## Rows:
________

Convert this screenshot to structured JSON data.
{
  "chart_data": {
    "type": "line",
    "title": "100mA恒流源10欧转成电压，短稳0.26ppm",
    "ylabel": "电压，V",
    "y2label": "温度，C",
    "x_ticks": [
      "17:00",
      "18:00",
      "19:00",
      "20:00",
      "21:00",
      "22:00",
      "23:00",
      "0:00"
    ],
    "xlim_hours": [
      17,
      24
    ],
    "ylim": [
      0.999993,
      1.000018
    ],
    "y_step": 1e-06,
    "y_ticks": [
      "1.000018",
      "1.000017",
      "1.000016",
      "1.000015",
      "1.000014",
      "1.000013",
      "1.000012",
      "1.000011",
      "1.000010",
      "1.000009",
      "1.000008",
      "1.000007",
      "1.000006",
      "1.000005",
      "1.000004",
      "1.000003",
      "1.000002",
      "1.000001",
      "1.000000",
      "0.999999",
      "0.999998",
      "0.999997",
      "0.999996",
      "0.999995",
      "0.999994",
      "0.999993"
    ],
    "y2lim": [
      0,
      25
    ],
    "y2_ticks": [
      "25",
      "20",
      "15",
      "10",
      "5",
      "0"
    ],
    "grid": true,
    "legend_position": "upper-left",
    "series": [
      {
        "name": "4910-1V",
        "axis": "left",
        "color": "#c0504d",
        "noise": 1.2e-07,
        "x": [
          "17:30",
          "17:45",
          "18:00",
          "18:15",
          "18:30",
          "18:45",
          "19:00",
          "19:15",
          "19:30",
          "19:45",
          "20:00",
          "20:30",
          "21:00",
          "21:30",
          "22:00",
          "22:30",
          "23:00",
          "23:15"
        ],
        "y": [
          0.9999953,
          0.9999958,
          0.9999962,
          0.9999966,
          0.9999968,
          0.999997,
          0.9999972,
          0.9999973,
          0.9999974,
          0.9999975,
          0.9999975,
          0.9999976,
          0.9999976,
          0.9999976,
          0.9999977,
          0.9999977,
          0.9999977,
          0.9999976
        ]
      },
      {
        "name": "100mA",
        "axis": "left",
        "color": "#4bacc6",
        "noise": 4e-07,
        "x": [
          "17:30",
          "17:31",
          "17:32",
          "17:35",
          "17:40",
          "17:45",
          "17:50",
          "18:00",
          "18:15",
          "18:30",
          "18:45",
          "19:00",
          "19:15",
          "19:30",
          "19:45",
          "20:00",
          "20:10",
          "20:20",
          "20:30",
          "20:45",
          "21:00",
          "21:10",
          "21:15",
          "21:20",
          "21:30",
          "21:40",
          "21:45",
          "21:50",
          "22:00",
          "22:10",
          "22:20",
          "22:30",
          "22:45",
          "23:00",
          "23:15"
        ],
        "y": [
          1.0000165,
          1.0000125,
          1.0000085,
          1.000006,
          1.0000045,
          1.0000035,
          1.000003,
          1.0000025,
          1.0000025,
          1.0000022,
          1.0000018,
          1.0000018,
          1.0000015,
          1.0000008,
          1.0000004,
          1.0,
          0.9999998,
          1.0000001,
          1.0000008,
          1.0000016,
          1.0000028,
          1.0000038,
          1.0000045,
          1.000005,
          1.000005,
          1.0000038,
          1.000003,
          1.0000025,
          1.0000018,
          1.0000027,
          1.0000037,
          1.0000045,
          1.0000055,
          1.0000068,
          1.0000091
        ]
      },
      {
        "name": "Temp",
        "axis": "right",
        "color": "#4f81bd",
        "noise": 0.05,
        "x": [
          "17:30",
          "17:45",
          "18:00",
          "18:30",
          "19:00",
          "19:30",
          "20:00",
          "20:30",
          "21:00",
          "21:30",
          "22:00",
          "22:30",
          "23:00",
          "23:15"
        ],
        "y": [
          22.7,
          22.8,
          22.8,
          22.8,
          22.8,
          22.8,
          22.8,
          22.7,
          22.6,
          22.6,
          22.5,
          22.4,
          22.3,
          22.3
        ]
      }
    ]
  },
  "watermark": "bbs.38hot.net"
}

________

Go through the entries and repeat each one exactly.

Convert this screenshot to structured JSON data.
{
  "chart_data": {
    "type": "line",
    "title": "100mA恒流源10欧转成电压，短稳0.26ppm",
    "ylabel": "电压，V",
    "y2label": "温度，C",
    "x_ticks": [
      "17:00",
      "18:00",
      "19:00",
      "20:00",
      "21:00",
      "22:00",
      "23:00",
      "0:00"
    ],
    "xlim_hours": [
      17,
      24
    ],
    "ylim": [
      0.999993,
      1.000018
    ],
    "y_step": 1e-06,
    "y_ticks": [
      "1.000018",
      "1.000017",
      "1.000016",
      "1.000015",
      "1.000014",
      "1.000013",
      "1.000012",
      "1.000011",
      "1.000010",
      "1.000009",
      "1.000008",
      "1.000007",
      "1.000006",
      "1.000005",
      "1.000004",
      "1.000003",
      "1.000002",
      "1.000001",
      "1.000000",
      "0.999999",
      "0.999998",
      "0.999997",
      "0.999996",
      "0.999995",
      "0.999994",
      "0.999993"
    ],
    "y2lim": [
      0,
      25
    ],
    "y2_ticks": [
      "25",
      "20",
      "15",
      "10",
      "5",
      "0"
    ],
    "grid": true,
    "legend_position": "upper-left",
    "series": [
      {
        "name": "4910-1V",
        "axis": "left",
        "color": "#c0504d",
        "noise": 1.2e-07,
        "x": [
          "17:30",
          "17:45",
          "18:00",
          "18:15",
          "18:30",
          "18:45",
          "19:00",
          "19:15",
          "19:30",
          "19:45",
          "20:00",
          "20:30",
          "21:00",
          "21:30",
          "22:00",
          "22:30",
          "23:00",
          "23:15"
        ],
        "y": [
          0.9999953,
          0.9999958,
          0.9999962,
          0.9999966,
          0.9999968,
          0.999997,
          0.9999972,
          0.9999973,
          0.9999974,
          0.9999975,
          0.9999975,
          0.9999976,
          0.9999976,
          0.9999976,
          0.9999977,
          0.9999977,
          0.9999977,
          0.9999976
        ]
      },
      {
        "name": "100mA",
        "axis": "left",
        "color": "#4bacc6",
        "noise": 4e-07,
        "x": [
          "17:30",
          "17:31",
          "17:32",
          "17:35",
          "17:40",
          "17:45",
          "17:50",
          "18:00",
          "18:15",
          "18:30",
          "18:45",
          "19:00",
          "19:15",
          "19:30",
          "19:45",
          "20:00",
          "20:10",
          "20:20",
          "20:30",
          "20:45",
          "21:00",
          "21:10",
          "21:15",
          "21:20",
          "21:30",
          "21:40",
          "21:45",
          "21:50",
          "22:00",
          "22:10",
          "22:20",
          "22:30",
          "22:45",
          "23:00",
          "23:15"
        ],
        "y": [
          1.0000165,
          1.0000125,
          1.0000085,
          1.000006,
          1.0000045,
          1.0000035,
          1.000003,
          1.0000025,
          1.0000025,
          1.0000022,
          1.0000018,
          1.0000018,
          1.0000015,
          1.0000008,
          1.0000004,
          1.0,
          0.9999998,
          1.0000001,
          1.0000008,
          1.0000016,
          1.0000028,
          1.0000038,
          1.0000045,
          1.000005,
          1.000005,
          1.0000038,
          1.000003,
          1.0000025,
          1.0000018,
          1.0000027,
          1.0000037,
          1.0000045,
          1.0000055,
          1.0000068,
          1.0000091
        ]
      },
      {
        "name": "Temp",
        "axis": "right",
        "color": "#4f81bd",
        "noise": 0.05,
        "x": [
          "17:30",
          "17:45",
          "18:00",
          "18:30",
          "19:00",
          "19:30",
          "20:00",
          "20:30",
          "21:00",
          "21:30",
          "22:00",
          "22:30",
          "23:00",
          "23:15"
        ],
        "y": [
          22.7,
          22.8,
          22.8,
          22.8,
          22.8,
          22.8,
          22.8,
          22.7,
          22.6,
          22.6,
          22.5,
          22.4,
          22.3,
          22.3
        ]
      }
    ]
  },
  "watermark": "bbs.38hot.net"
}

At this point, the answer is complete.